[Records from a dataset]
* START *

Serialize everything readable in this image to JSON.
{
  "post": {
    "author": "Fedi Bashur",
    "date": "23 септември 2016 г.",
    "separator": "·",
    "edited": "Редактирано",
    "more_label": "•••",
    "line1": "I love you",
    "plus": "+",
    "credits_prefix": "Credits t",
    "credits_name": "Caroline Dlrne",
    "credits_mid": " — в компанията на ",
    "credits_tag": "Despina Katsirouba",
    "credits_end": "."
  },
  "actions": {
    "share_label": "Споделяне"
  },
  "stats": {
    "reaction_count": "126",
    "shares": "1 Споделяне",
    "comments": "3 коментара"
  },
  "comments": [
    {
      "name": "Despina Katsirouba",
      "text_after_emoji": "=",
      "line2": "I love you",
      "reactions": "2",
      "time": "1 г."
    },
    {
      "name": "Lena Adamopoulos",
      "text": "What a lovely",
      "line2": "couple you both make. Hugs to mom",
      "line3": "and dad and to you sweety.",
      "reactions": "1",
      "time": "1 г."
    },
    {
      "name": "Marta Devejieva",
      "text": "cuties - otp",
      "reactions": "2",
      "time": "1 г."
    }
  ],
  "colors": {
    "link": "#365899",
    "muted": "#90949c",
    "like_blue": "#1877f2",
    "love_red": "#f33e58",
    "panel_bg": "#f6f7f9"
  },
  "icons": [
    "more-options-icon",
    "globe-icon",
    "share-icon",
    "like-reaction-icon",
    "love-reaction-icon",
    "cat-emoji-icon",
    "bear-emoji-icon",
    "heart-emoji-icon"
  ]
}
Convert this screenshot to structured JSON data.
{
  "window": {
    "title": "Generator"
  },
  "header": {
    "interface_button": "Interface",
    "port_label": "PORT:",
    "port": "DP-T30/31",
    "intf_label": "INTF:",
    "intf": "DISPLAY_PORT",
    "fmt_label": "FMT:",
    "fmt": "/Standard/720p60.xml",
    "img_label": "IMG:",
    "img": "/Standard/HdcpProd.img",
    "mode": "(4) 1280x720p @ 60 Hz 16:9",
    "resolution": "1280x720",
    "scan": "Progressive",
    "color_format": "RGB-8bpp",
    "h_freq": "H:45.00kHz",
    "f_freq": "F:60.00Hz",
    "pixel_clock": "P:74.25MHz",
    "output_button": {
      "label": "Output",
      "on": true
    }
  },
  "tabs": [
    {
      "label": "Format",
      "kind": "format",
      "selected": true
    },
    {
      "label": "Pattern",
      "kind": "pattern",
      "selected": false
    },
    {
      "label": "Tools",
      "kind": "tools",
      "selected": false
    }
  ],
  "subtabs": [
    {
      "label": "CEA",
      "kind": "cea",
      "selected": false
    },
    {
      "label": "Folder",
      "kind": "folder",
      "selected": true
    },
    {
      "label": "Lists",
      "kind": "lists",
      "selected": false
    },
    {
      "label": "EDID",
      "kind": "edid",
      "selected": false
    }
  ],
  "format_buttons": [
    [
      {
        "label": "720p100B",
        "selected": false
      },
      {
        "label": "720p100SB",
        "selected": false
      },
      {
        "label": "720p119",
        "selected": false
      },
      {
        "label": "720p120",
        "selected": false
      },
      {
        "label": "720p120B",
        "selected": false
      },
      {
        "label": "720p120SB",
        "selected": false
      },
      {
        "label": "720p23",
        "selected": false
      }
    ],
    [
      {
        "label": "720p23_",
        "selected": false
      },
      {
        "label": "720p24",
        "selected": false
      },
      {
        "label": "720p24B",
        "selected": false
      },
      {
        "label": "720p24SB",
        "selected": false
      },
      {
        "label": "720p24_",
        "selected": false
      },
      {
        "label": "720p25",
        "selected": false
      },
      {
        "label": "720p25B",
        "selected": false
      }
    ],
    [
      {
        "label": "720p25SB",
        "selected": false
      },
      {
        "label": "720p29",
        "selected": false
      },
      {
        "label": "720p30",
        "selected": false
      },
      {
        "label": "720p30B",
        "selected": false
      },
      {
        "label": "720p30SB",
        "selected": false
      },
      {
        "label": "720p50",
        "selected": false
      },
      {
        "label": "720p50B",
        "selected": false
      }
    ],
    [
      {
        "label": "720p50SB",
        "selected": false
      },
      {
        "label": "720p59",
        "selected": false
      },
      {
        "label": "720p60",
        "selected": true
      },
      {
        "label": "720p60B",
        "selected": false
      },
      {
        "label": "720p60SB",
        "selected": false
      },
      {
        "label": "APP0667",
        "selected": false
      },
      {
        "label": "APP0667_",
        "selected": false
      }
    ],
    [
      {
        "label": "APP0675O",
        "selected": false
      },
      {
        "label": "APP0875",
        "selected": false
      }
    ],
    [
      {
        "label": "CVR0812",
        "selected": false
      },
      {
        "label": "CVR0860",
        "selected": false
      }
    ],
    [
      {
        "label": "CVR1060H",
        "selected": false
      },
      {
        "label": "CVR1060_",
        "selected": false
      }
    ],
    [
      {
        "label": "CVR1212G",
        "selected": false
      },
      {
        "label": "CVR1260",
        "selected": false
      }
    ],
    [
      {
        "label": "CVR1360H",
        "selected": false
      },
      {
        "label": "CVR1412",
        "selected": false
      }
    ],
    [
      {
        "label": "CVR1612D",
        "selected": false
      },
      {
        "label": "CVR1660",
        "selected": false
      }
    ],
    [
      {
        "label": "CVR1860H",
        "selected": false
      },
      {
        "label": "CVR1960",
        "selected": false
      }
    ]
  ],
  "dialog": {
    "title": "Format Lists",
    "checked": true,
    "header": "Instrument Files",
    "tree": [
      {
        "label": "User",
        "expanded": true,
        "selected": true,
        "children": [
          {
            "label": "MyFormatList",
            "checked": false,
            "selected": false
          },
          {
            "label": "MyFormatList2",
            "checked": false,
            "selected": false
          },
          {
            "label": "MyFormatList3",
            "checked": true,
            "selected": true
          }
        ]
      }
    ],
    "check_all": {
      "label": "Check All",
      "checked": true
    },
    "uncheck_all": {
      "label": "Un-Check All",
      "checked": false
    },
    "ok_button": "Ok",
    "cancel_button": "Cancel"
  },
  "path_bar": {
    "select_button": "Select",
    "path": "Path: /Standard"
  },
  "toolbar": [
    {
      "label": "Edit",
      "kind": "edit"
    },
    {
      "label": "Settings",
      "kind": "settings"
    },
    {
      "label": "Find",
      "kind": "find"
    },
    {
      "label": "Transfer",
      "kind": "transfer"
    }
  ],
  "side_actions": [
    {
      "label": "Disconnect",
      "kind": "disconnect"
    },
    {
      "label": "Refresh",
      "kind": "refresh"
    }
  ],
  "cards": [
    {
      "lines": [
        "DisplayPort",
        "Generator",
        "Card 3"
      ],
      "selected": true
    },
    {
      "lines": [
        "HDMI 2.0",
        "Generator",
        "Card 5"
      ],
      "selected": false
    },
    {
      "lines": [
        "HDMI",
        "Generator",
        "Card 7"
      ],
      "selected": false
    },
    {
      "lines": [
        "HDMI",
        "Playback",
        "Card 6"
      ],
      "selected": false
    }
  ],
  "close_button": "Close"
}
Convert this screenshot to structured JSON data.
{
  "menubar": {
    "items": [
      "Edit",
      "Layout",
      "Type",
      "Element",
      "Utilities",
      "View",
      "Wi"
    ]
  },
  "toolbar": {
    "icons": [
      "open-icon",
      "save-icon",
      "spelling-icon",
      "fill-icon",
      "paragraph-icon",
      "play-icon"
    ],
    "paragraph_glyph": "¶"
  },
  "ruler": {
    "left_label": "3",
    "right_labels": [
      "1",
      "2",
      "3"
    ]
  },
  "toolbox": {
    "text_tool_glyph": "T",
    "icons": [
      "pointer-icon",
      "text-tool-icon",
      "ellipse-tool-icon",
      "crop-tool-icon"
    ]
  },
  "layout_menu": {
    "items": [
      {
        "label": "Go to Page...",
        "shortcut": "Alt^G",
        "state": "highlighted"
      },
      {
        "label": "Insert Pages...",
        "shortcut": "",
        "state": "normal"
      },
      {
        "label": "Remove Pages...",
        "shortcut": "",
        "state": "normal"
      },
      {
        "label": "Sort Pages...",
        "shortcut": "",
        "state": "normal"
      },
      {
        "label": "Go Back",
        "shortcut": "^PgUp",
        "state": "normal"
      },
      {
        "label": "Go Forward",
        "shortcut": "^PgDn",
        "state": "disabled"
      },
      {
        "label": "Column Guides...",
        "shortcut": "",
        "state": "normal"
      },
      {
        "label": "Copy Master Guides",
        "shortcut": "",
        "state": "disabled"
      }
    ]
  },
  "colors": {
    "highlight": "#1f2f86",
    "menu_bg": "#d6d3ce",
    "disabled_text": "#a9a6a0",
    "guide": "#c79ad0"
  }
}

* END *

• GIVEN EXERCISE
Identify the lines above that contain the word "Споделяне", then copy them.

• EXERCISE RESPONSE
    "share_label": "Споделяне"
    "shares": "1 Споделяне",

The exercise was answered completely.